EXCERPTED PASSAGE ▸
*** Begin section ***
The most suitable wetting agent for the cell-free deposits on the glass proved to be 50 mM Tris solution (Fig. 1), recovering almost 60 % of the initial DNA input. Three out of four detergent-based solutions (TX-100, Zwittergent, and Tween 20) slightly outperformed water (43 %), with all under 50 % recovery. The least efficient wetting agent turned out to be buffer EB, with less than 16 % of the input DNA recovered, which is quite interesting as buffer EB is essentially a 5-fold dilution of 50 mM Tris solution. It has been previously shown that, in some cases, increasing the concertation of swabbing solutions results in a higher DNA yield [23]. Once again, the differences between mean % recoveries were statistically significant (p = 0.010).

In general, for cell-free DNA deposits, collection from metal substrates generates the lowest overall recovery scores. The best-performing swabbing solution, Bicine, recovered ∼36 % of the input DNA, while the swabs treated with EGTA led to the lowest observed recovery of under 8 % (Fig. 1.). This time, all four detergent-based treatments outperformed water-moistened swabs, resulting in 10–20 % higher DNA yield. The differences between mean recovery for all swabbing solutions were statistically significant (p = 0.043).

Additionally, as previously mentioned, the lowest overall average recoveries were obtained from metal surfaces (23 %). This is not surprising as metal surfaces are known to be challenging substrates for DNA recovery [9,30]. The highest overall average DNA recovery of 42 % was observed for the glass slides. This is in contrast to results reported by Wood et al. [9], where higher DNA recovery was observed for the plastic surface than for the glass slides.
*** End section ***
SUPPLIED INFORMATION ▸
*** Begin section ***
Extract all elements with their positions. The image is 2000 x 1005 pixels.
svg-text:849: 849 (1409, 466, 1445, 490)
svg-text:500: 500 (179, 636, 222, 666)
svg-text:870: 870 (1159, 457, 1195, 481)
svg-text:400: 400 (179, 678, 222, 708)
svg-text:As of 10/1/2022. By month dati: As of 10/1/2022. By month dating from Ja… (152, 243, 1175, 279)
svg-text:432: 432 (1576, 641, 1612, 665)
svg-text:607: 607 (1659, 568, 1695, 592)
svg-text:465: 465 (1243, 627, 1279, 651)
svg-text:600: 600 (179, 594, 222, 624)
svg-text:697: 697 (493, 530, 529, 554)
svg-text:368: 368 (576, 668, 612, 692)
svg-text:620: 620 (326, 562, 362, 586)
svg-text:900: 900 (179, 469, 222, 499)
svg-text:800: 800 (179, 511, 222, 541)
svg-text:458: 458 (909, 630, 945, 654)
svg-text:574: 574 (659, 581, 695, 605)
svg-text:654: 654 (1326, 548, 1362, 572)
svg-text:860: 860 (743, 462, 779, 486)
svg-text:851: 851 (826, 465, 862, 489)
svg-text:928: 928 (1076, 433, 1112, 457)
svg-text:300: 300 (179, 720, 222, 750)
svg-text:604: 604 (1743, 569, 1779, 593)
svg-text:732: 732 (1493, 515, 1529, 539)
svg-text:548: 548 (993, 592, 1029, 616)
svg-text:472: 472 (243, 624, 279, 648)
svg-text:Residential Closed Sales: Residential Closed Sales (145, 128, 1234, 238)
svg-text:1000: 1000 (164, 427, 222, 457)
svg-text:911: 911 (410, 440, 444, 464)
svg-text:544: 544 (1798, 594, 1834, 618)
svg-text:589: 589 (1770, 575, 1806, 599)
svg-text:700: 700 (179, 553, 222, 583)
*** End section ***
EXERCISE ▸ Please decide whether each statement agrees with the DNA recovery passage, answering yes or no and quoting the words of the passage that decide it. (a) Buffer EB recovered less than 16 % of the input DNA from glass. (b) On metal, water-moistened swabs outperformed all four detergent-based treatments. (c) The highest overall average DNA recovery came from plastic surfaces.

SOLUTION ▸
(a) Yes: "The least efficient wetting agent turned out to be buffer EB, with less than 16 % of the input DNA recovered"
(b) No: "This time, all four detergent-based treatments outperformed water-moistened swabs, resulting in 10–20 % higher DNA yield."
(c) No: "The highest overall average DNA recovery of 42 % was observed for the glass slides."